— Start of Records shown —

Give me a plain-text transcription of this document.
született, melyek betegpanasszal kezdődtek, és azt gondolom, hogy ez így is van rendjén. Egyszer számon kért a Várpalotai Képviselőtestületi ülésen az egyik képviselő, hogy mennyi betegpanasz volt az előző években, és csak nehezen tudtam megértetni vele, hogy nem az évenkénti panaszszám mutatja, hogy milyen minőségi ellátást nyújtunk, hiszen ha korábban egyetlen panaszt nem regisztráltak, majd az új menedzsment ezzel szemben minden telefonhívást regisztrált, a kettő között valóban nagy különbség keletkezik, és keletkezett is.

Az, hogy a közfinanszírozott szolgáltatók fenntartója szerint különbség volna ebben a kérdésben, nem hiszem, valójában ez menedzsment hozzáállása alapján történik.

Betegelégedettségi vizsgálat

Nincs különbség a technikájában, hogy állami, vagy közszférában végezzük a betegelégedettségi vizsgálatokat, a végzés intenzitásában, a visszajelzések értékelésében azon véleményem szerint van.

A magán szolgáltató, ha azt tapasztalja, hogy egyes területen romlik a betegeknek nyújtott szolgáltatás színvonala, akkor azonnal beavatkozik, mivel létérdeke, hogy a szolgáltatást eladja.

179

— End of Records shown —

Search the data above for the word "menedzsment", then gather each line in which it appears.

született, melyek betegpanasszal kezdődtek, és azt gondolom, hogy ez így is van rendjén. Egyszer számon kért a Várpalotai Képviselőtestületi ülésen az egyik képviselő, hogy mennyi betegpanasz volt az előző években, és csak nehezen tudtam megértetni vele, hogy nem az évenkénti panaszszám mutatja, hogy milyen minőségi ellátást nyújtunk, hiszen ha korábban egyetlen panaszt nem regisztráltak, majd az új menedzsment ezzel szemben minden telefonhívást regisztrált, a kettő között valóban nagy különbség keletkezik, és keletkezett is.
Az, hogy a közfinanszírozott szolgáltatók fenntartója szerint különbség volna ebben a kérdésben, nem hiszem, valójában ez menedzsment hozzáállása alapján történik.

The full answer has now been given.